Tarefas obrigatórias:
(1) Resuma em duas frases o texto sobre o socorro federal aos Estados.
(2) No texto sobre o socorro federal aos Estados, troque "Ministério da Economia" por "Ministério da Fazenda" e escreva de novo tudo desde "Qualquer investida para" até "ajuste dos Estados.".

Texto:
|---|

A tentativa de “abreviar” o percurso para acessar o socorro federal poderia blindar governadores e parlamentares do desgaste de aprovar, às vésperas de uma eleição, medidas impopulares como cortes em incentivos fiscais, extinção de benefícios para servidores e reformas na Previdência do funcionalismo estadual. Nos dois Estados com mais medidas pendentes, Rio e Minas, os governadores Claudio Castro (PL) e Romeu Zema (Novo), respectivamente, devem concorrer à reeleição.
Qualquer investida para flexibilizar as exigências do programa enfrenta forte oposição do Ministério da Economia e também é vista com maus olhos por Estados que têm, ao longo dos últimos anos, implementado duras medidas de contenção de gastos. O temor entre técnicos do governo federal é que a lei seja novamente driblada por liminares obtidas no Supremo Tribunal Federal (STF), em novo revés na tentativa de incentivar o ajuste dos Estados.
Rio, Minas, Rio Grande do Sul e Goiás precisam acessar o socorro porque a parcela da dívida com a União é muito grande em relação a seus orçamentos, pressionados por rombos na Previdência dos servidores. Eles hoje dependem de liminares judiciais para suspender o pagamento, o que pode ser revertido a qualquer momento.
O Rio foi o único a aderir ao Regime de Recuperação Fiscal (RRF), em 2017, mas a experiência revelou problemas do programa, o que levou a uma reformulação aprovada no início deste ano. A lógica de trocar o reescalonamento da dívida com a União por medidas de ajuste fiscal foi mantida, mas se buscou contornar falhas, como um longo período de alívio na dívida sem que o Estado fosse punido por descumprir medidas de ajuste previstas no plano de reequilíbrio.
Assim, as novas regras exigem que o Estado faça a adesão e, então, aprove o pacote de ajuste antes da homologação do plano, que deve ocorrer em até 180 dias a partir da habilitação inicial. O texto coloca como requisito a “implementação” das medidas, ou seja, não bastaria o envio de projetos de lei.

|---|

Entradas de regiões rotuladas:
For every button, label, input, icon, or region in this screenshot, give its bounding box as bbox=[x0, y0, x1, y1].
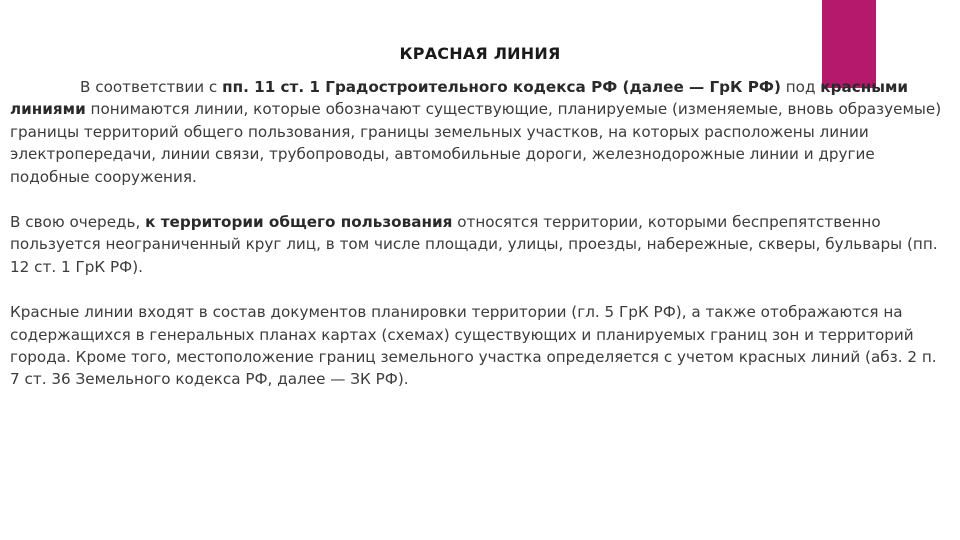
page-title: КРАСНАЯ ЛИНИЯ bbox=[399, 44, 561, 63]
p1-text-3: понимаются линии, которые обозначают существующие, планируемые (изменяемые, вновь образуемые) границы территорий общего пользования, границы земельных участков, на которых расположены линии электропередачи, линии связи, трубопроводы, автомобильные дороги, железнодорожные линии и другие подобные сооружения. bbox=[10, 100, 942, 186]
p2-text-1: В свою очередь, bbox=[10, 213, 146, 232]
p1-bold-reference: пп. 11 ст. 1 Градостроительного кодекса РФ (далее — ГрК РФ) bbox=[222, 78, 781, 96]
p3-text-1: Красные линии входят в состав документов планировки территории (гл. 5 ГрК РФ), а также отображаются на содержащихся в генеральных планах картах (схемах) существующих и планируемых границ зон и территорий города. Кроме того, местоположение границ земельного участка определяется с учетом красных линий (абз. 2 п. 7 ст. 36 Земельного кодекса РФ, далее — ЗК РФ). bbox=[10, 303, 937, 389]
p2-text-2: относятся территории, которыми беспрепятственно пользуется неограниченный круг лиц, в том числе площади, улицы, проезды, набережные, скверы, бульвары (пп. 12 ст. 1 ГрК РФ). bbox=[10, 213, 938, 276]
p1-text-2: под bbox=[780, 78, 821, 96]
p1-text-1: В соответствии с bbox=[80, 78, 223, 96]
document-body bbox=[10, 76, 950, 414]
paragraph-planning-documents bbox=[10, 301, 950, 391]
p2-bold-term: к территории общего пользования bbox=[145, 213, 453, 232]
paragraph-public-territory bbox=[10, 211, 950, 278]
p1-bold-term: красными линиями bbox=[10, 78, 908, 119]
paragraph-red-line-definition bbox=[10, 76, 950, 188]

|---|

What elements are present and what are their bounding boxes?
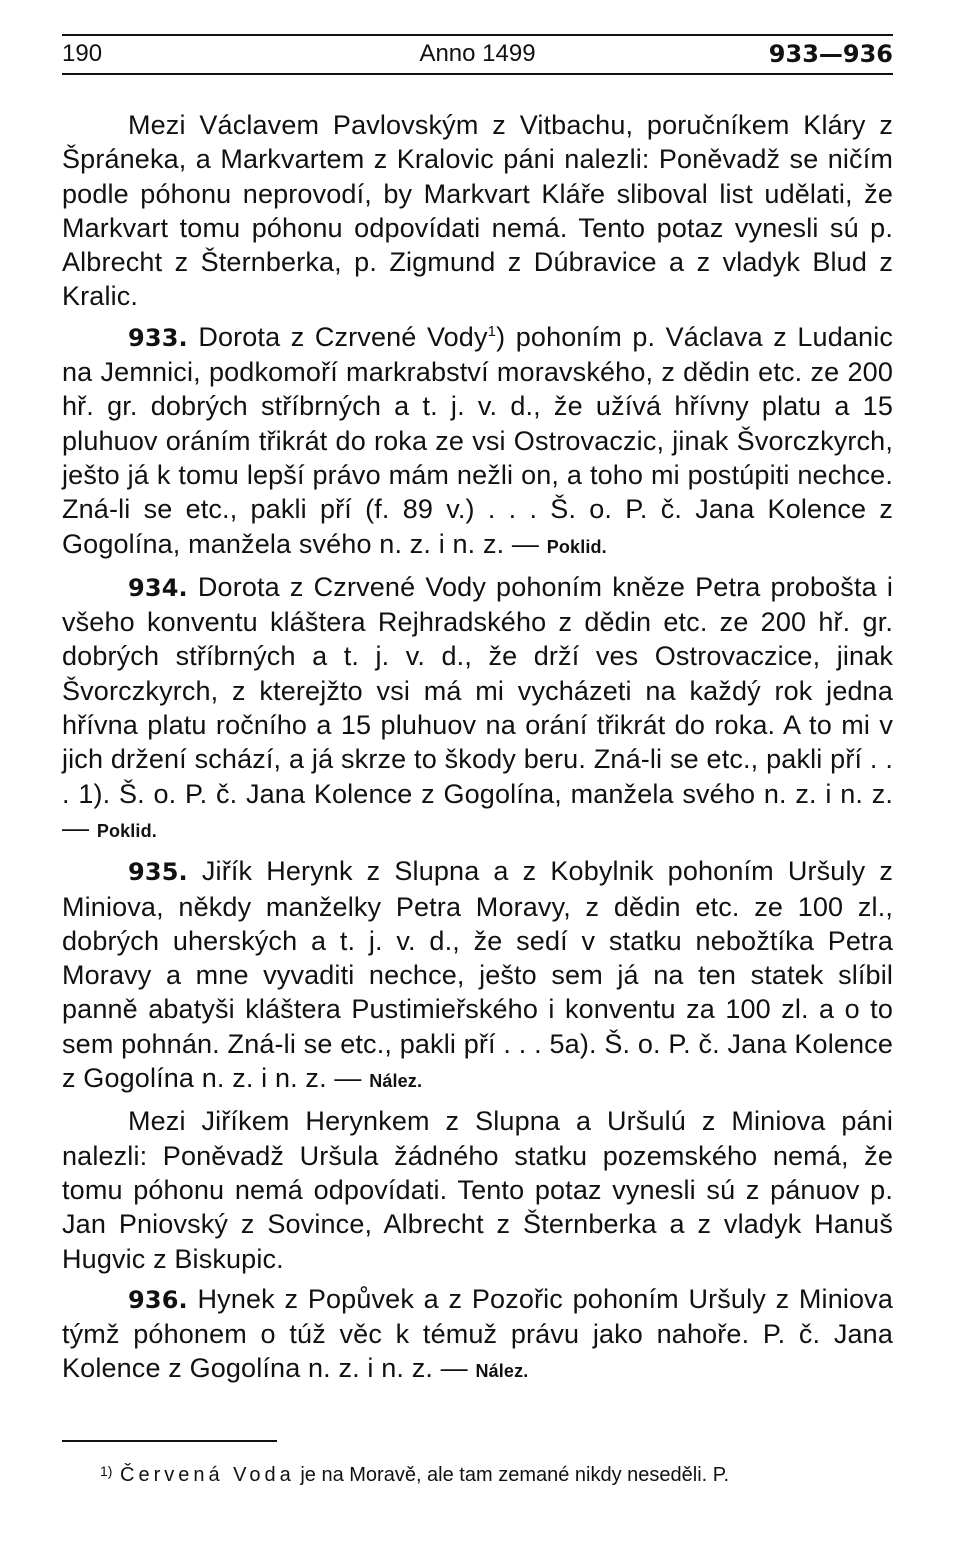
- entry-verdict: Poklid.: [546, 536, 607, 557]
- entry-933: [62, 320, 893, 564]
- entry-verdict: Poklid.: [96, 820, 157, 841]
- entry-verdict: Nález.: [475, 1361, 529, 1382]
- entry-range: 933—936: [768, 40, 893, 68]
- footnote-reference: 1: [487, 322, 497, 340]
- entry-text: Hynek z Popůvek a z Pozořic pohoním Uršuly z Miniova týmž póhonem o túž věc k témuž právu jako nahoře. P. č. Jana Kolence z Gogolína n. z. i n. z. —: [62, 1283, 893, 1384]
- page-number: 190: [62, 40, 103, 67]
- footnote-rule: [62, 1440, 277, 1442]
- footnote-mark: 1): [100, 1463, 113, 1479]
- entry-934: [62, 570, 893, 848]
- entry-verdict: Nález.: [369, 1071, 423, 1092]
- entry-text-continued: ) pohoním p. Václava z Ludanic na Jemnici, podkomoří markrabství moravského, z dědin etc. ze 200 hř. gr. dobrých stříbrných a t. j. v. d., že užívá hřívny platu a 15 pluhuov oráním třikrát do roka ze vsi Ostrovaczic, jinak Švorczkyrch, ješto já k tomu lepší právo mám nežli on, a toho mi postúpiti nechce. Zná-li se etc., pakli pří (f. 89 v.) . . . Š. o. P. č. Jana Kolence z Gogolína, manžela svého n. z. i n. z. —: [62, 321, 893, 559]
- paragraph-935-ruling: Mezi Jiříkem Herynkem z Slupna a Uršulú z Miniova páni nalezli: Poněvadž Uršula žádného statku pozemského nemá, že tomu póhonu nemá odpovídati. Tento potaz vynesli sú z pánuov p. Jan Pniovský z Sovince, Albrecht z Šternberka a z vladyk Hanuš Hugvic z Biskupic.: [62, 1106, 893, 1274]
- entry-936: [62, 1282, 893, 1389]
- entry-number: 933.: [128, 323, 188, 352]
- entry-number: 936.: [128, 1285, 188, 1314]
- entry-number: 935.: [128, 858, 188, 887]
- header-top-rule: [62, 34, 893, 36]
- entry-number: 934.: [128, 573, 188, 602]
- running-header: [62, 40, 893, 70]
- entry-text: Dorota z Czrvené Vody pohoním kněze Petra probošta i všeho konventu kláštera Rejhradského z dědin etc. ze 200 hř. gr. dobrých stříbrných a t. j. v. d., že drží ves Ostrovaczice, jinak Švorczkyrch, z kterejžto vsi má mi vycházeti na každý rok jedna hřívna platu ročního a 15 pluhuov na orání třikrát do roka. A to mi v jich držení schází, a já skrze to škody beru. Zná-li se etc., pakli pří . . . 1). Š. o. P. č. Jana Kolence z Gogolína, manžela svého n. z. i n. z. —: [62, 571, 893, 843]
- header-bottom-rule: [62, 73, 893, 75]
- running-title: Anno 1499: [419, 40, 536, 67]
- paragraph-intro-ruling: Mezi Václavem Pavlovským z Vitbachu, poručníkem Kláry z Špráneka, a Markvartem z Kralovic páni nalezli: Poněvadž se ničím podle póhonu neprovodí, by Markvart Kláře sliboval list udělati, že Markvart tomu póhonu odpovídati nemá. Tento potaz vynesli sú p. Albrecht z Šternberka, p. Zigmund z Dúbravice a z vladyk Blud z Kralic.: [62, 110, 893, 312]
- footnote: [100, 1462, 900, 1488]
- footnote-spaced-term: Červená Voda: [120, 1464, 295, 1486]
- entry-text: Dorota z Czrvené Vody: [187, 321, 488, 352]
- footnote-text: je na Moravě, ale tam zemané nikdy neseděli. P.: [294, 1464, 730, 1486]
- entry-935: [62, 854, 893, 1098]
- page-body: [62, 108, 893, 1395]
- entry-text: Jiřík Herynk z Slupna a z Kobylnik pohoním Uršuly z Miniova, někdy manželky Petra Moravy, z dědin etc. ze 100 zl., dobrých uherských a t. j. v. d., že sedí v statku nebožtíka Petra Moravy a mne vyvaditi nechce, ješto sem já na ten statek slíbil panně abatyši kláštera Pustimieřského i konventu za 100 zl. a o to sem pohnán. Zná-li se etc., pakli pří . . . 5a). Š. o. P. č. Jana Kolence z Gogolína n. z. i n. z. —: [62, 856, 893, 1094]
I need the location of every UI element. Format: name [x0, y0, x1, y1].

|---|

Respostas resolvidas:
(1) Rio, Minas, Rio Grande do Sul e Goiás precisam do socorro federal porque a dívida com a União é muito grande em relação a seus orçamentos, e hoje dependem de liminares judiciais para suspender o pagamento. Tentativas de flexibilizar as exigências do programa, que poderiam poupar governadores do desgaste de aprovar medidas impopulares antes da eleição, enfrentam forte oposição do Ministério da Economia, e as novas regras exigem a implementação do ajuste antes da homologação do plano.

(2)
Qualquer investida para flexibilizar as exigências do programa enfrenta forte oposição do Ministério da Fazenda e também é vista com maus olhos por Estados que têm, ao longo dos últimos anos, implementado duras medidas de contenção de gastos. O temor entre técnicos do governo federal é que a lei seja novamente driblada por liminares obtidas no Supremo Tribunal Federal (STF), em novo revés na tentativa de incentivar o ajuste dos Estados.